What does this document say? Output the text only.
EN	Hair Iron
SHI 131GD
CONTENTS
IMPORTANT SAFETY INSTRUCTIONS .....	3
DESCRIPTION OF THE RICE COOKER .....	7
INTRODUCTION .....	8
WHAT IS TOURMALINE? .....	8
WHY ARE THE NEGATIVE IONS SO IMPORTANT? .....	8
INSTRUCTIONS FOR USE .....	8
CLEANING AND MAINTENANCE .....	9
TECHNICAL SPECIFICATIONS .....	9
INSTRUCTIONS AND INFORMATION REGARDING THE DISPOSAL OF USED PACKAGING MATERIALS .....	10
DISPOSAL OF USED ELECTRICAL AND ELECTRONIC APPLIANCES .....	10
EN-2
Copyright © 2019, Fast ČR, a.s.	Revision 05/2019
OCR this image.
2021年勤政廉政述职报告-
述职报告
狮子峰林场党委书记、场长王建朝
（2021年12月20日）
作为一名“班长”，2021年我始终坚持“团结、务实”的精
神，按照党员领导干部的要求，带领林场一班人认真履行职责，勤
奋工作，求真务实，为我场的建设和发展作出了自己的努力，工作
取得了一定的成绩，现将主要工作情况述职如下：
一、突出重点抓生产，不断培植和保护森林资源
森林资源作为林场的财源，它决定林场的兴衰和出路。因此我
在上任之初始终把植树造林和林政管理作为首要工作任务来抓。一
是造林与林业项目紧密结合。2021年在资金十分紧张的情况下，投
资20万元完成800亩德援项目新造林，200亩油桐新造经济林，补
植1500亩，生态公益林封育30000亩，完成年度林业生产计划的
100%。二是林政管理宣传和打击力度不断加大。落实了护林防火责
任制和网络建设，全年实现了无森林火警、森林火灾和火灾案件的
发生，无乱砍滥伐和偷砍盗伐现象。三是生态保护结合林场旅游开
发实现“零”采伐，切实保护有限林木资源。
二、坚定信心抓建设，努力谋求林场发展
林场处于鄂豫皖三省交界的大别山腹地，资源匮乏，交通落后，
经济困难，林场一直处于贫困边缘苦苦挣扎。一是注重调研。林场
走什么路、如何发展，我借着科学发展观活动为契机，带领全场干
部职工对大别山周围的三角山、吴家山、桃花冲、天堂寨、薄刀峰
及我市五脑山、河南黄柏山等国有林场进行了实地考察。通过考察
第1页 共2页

# # # #

_TASK PROMPT_
Only lines with the word "INSTRUCTIONS" should be collected from the material.

_SOLUTION TO THE EXERCISE_
IMPORTANT SAFETY INSTRUCTIONS .....	3
INSTRUCTIONS FOR USE .....	8
INSTRUCTIONS AND INFORMATION REGARDING THE DISPOSAL OF USED PACKAGING MATERIALS .....	10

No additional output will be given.